Dataset items

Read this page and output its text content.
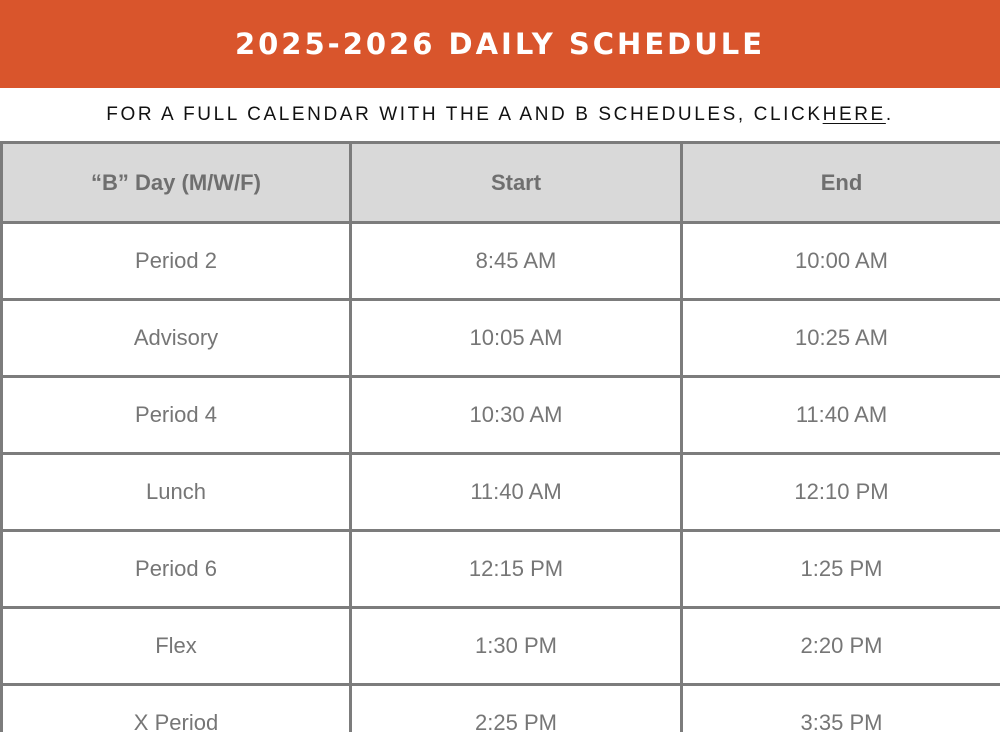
2025-2026 DAILY SCHEDULE
FOR A FULL CALENDAR WITH THE A AND B SCHEDULES, CLICK HERE .
“B” Day (M/W/F)	Start	End
Period 2	8:45 AM	10:00 AM
Advisory	10:05 AM	10:25 AM
Period 4	10:30 AM	11:40 AM
Lunch	11:40 AM	12:10 PM
Period 6	12:15 PM	1:25 PM
Flex	1:30 PM	2:20 PM
X Period	2:25 PM	3:35 PM
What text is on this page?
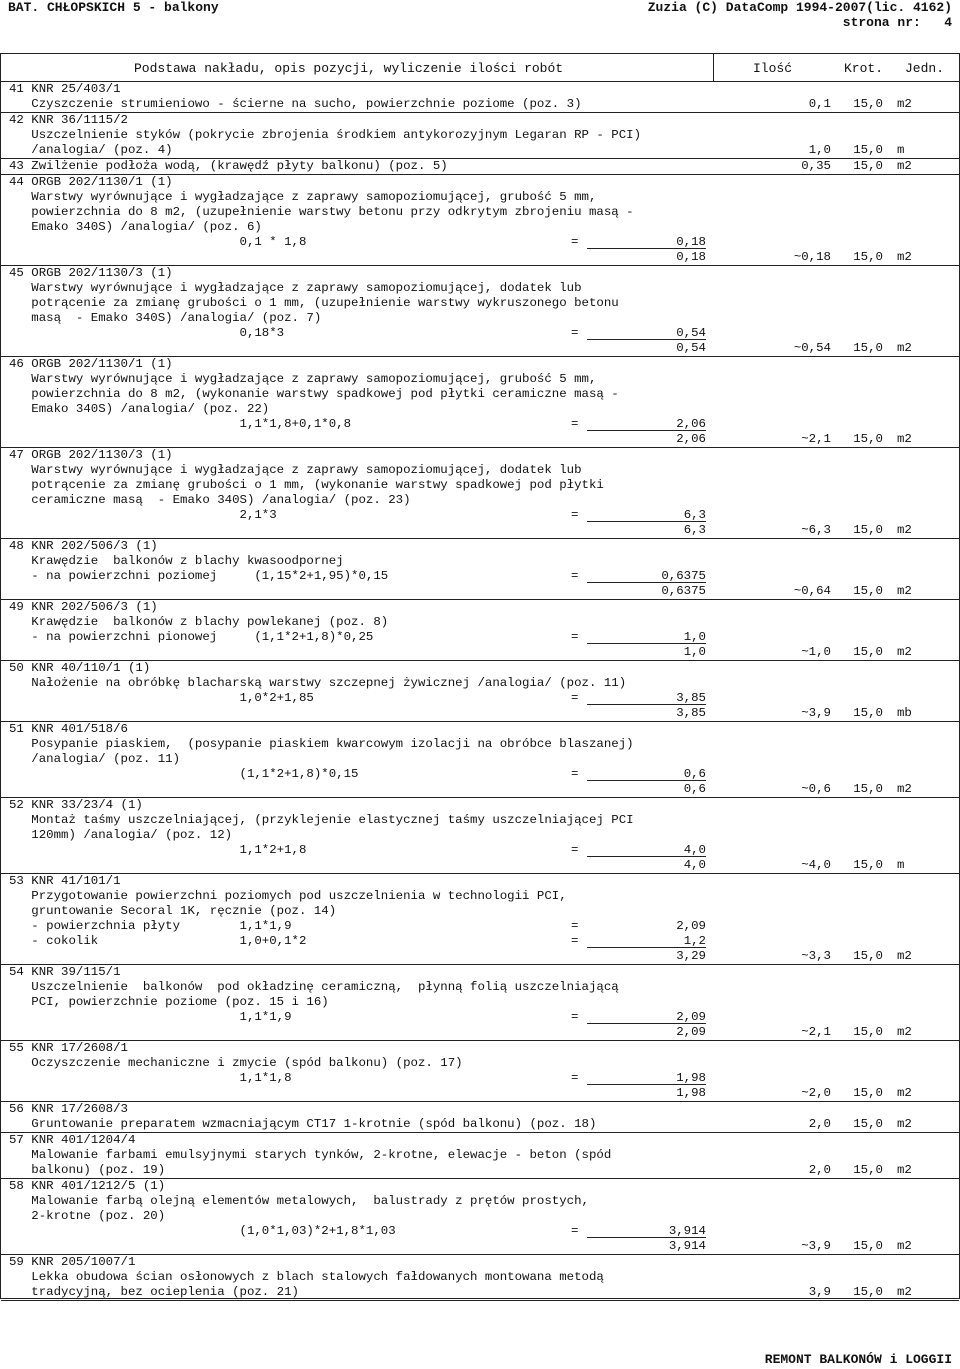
BAT. CHŁOPSKICH 5 - balkony	Zuzia (C) DataComp 1994-2007(lic. 4162)
strona nr:   4
Podstawa nakładu, opis pozycji, wyliczenie ilości robót	Ilość	Krot. Jedn.
41 KNR 25/403/1
Czyszczenie strumieniowo - ścierne na sucho, powierzchnie poziome (poz. 3)	0,1	15,0 m2
42 KNR 36/1115/2
Uszczelnienie styków (pokrycie zbrojenia środkiem antykorozyjnym Legaran RP - PCI)
/analogia/ (poz. 4)	1,0	15,0 m
43 Zwilżenie podłoża wodą, (krawędź płyty balkonu) (poz. 5)	0,35	15,0 m2
44 ORGB 202/1130/1 (1)
Warstwy wyrównujące i wygładzające z zaprawy samopoziomującej, grubość 5 mm,
powierzchnia do 8 m2, (uzupełnienie warstwy betonu przy odkrytym zbrojeniu masą -
Emako 340S) /analogia/ (poz. 6)
0,1 * 1,8	=	0,18
0,18	~0,18	15,0 m2
45 ORGB 202/1130/3 (1)
Warstwy wyrównujące i wygładzające z zaprawy samopoziomującej, dodatek lub
potrącenie za zmianę grubości o 1 mm, (uzupełnienie warstwy wykruszonego betonu
masą  - Emako 340S) /analogia/ (poz. 7)
0,18*3	=	0,54
0,54	~0,54	15,0 m2
46 ORGB 202/1130/1 (1)
Warstwy wyrównujące i wygładzające z zaprawy samopoziomującej, grubość 5 mm,
powierzchnia do 8 m2, (wykonanie warstwy spadkowej pod płytki ceramiczne masą -
Emako 340S) /analogia/ (poz. 22)
1,1*1,8+0,1*0,8	=	2,06
2,06	~2,1	15,0 m2
47 ORGB 202/1130/3 (1)
Warstwy wyrównujące i wygładzające z zaprawy samopoziomującej, dodatek lub
potrącenie za zmianę grubości o 1 mm, (wykonanie warstwy spadkowej pod płytki
ceramiczne masą  - Emako 340S) /analogia/ (poz. 23)
2,1*3	=	6,3
6,3	~6,3	15,0 m2
48 KNR 202/506/3 (1)
Krawędzie  balkonów z blachy kwasoodpornej
- na powierzchni poziomej     (1,15*2+1,95)*0,15	=	0,6375
0,6375	~0,64	15,0 m2
49 KNR 202/506/3 (1)
Krawędzie  balkonów z blachy powlekanej (poz. 8)
- na powierzchni pionowej     (1,1*2+1,8)*0,25	=	1,0
1,0	~1,0	15,0 m2
50 KNR 40/110/1 (1)
Nałożenie na obróbkę blacharską warstwy szczepnej żywicznej /analogia/ (poz. 11)
1,0*2+1,85	=	3,85
3,85	~3,9	15,0 mb
51 KNR 401/518/6
Posypanie piaskiem,  (posypanie piaskiem kwarcowym izolacji na obróbce blaszanej)
/analogia/ (poz. 11)
(1,1*2+1,8)*0,15	=	0,6
0,6	~0,6	15,0 m2
52 KNR 33/23/4 (1)
Montaż taśmy uszczelniającej, (przyklejenie elastycznej taśmy uszczelniającej PCI
120mm) /analogia/ (poz. 12)
1,1*2+1,8	=	4,0
4,0	~4,0	15,0 m
53 KNR 41/101/1
Przygotowanie powierzchni poziomych pod uszczelnienia w technologii PCI,
gruntowanie Secoral 1K, ręcznie (poz. 14)
- powierzchnia płyty        1,1*1,9	=	2,09
- cokolik                   1,0+0,1*2	=	1,2
3,29	~3,3	15,0 m2
54 KNR 39/115/1
Uszczelnienie  balkonów  pod okładzinę ceramiczną,  płynną folią uszczelniającą
PCI, powierzchnie poziome (poz. 15 i 16)
1,1*1,9	=	2,09
2,09	~2,1	15,0 m2
55 KNR 17/2608/1
Oczyszczenie mechaniczne i zmycie (spód balkonu) (poz. 17)
1,1*1,8	=	1,98
1,98	~2,0	15,0 m2
56 KNR 17/2608/3
Gruntowanie preparatem wzmacniającym CT17 1-krotnie (spód balkonu) (poz. 18)	2,0	15,0 m2
57 KNR 401/1204/4
Malowanie farbami emulsyjnymi starych tynków, 2-krotne, elewacje - beton (spód
balkonu) (poz. 19)	2,0	15,0 m2
58 KNR 401/1212/5 (1)
Malowanie farbą olejną elementów metalowych,  balustrady z prętów prostych,
2-krotne (poz. 20)
(1,0*1,03)*2+1,8*1,03	=	3,914
3,914	~3,9	15,0 m2
59 KNR 205/1007/1
Lekka obudowa ścian osłonowych z blach stalowych fałdowanych montowana metodą
tradycyjną, bez ocieplenia (poz. 21)	3,9	15,0 m2
REMONT BALKONÓW i LOGGII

### Do this
Leave every image out, and retype the material exactly.

### Output of the exercise
Read this page and output its text content.
2025-2026 DAILY SCHEDULE
FOR A FULL CALENDAR WITH THE A AND B SCHEDULES, CLICK HERE .
“B” Day (M/W/F)	Start	End
Period 2	8:45 AM	10:00 AM
Advisory	10:05 AM	10:25 AM
Period 4	10:30 AM	11:40 AM
Lunch	11:40 AM	12:10 PM
Period 6	12:15 PM	1:25 PM
Flex	1:30 PM	2:20 PM
X Period	2:25 PM	3:35 PM
What text is on this page?
BAT. CHŁOPSKICH 5 - balkony	Zuzia (C) DataComp 1994-2007(lic. 4162)
strona nr:   4
Podstawa nakładu, opis pozycji, wyliczenie ilości robót	Ilość	Krot. Jedn.
41 KNR 25/403/1
Czyszczenie strumieniowo - ścierne na sucho, powierzchnie poziome (poz. 3)	0,1	15,0 m2
42 KNR 36/1115/2
Uszczelnienie styków (pokrycie zbrojenia środkiem antykorozyjnym Legaran RP - PCI)
/analogia/ (poz. 4)	1,0	15,0 m
43 Zwilżenie podłoża wodą, (krawędź płyty balkonu) (poz. 5)	0,35	15,0 m2
44 ORGB 202/1130/1 (1)
Warstwy wyrównujące i wygładzające z zaprawy samopoziomującej, grubość 5 mm,
powierzchnia do 8 m2, (uzupełnienie warstwy betonu przy odkrytym zbrojeniu masą -
Emako 340S) /analogia/ (poz. 6)
0,1 * 1,8	=	0,18
0,18	~0,18	15,0 m2
45 ORGB 202/1130/3 (1)
Warstwy wyrównujące i wygładzające z zaprawy samopoziomującej, dodatek lub
potrącenie za zmianę grubości o 1 mm, (uzupełnienie warstwy wykruszonego betonu
masą  - Emako 340S) /analogia/ (poz. 7)
0,18*3	=	0,54
0,54	~0,54	15,0 m2
46 ORGB 202/1130/1 (1)
Warstwy wyrównujące i wygładzające z zaprawy samopoziomującej, grubość 5 mm,
powierzchnia do 8 m2, (wykonanie warstwy spadkowej pod płytki ceramiczne masą -
Emako 340S) /analogia/ (poz. 22)
1,1*1,8+0,1*0,8	=	2,06
2,06	~2,1	15,0 m2
47 ORGB 202/1130/3 (1)
Warstwy wyrównujące i wygładzające z zaprawy samopoziomującej, dodatek lub
potrącenie za zmianę grubości o 1 mm, (wykonanie warstwy spadkowej pod płytki
ceramiczne masą  - Emako 340S) /analogia/ (poz. 23)
2,1*3	=	6,3
6,3	~6,3	15,0 m2
48 KNR 202/506/3 (1)
Krawędzie  balkonów z blachy kwasoodpornej
- na powierzchni poziomej     (1,15*2+1,95)*0,15	=	0,6375
0,6375	~0,64	15,0 m2
49 KNR 202/506/3 (1)
Krawędzie  balkonów z blachy powlekanej (poz. 8)
- na powierzchni pionowej     (1,1*2+1,8)*0,25	=	1,0
1,0	~1,0	15,0 m2
50 KNR 40/110/1 (1)
Nałożenie na obróbkę blacharską warstwy szczepnej żywicznej /analogia/ (poz. 11)
1,0*2+1,85	=	3,85
3,85	~3,9	15,0 mb
51 KNR 401/518/6
Posypanie piaskiem,  (posypanie piaskiem kwarcowym izolacji na obróbce blaszanej)
/analogia/ (poz. 11)
(1,1*2+1,8)*0,15	=	0,6
0,6	~0,6	15,0 m2
52 KNR 33/23/4 (1)
Montaż taśmy uszczelniającej, (przyklejenie elastycznej taśmy uszczelniającej PCI
120mm) /analogia/ (poz. 12)
1,1*2+1,8	=	4,0
4,0	~4,0	15,0 m
53 KNR 41/101/1
Przygotowanie powierzchni poziomych pod uszczelnienia w technologii PCI,
gruntowanie Secoral 1K, ręcznie (poz. 14)
- powierzchnia płyty        1,1*1,9	=	2,09
- cokolik                   1,0+0,1*2	=	1,2
3,29	~3,3	15,0 m2
54 KNR 39/115/1
Uszczelnienie  balkonów  pod okładzinę ceramiczną,  płynną folią uszczelniającą
PCI, powierzchnie poziome (poz. 15 i 16)
1,1*1,9	=	2,09
2,09	~2,1	15,0 m2
55 KNR 17/2608/1
Oczyszczenie mechaniczne i zmycie (spód balkonu) (poz. 17)
1,1*1,8	=	1,98
1,98	~2,0	15,0 m2
56 KNR 17/2608/3
Gruntowanie preparatem wzmacniającym CT17 1-krotnie (spód balkonu) (poz. 18)	2,0	15,0 m2
57 KNR 401/1204/4
Malowanie farbami emulsyjnymi starych tynków, 2-krotne, elewacje - beton (spód
balkonu) (poz. 19)	2,0	15,0 m2
58 KNR 401/1212/5 (1)
Malowanie farbą olejną elementów metalowych,  balustrady z prętów prostych,
2-krotne (poz. 20)
(1,0*1,03)*2+1,8*1,03	=	3,914
3,914	~3,9	15,0 m2
59 KNR 205/1007/1
Lekka obudowa ścian osłonowych z blach stalowych fałdowanych montowana metodą
tradycyjną, bez ocieplenia (poz. 21)	3,9	15,0 m2
REMONT BALKONÓW i LOGGII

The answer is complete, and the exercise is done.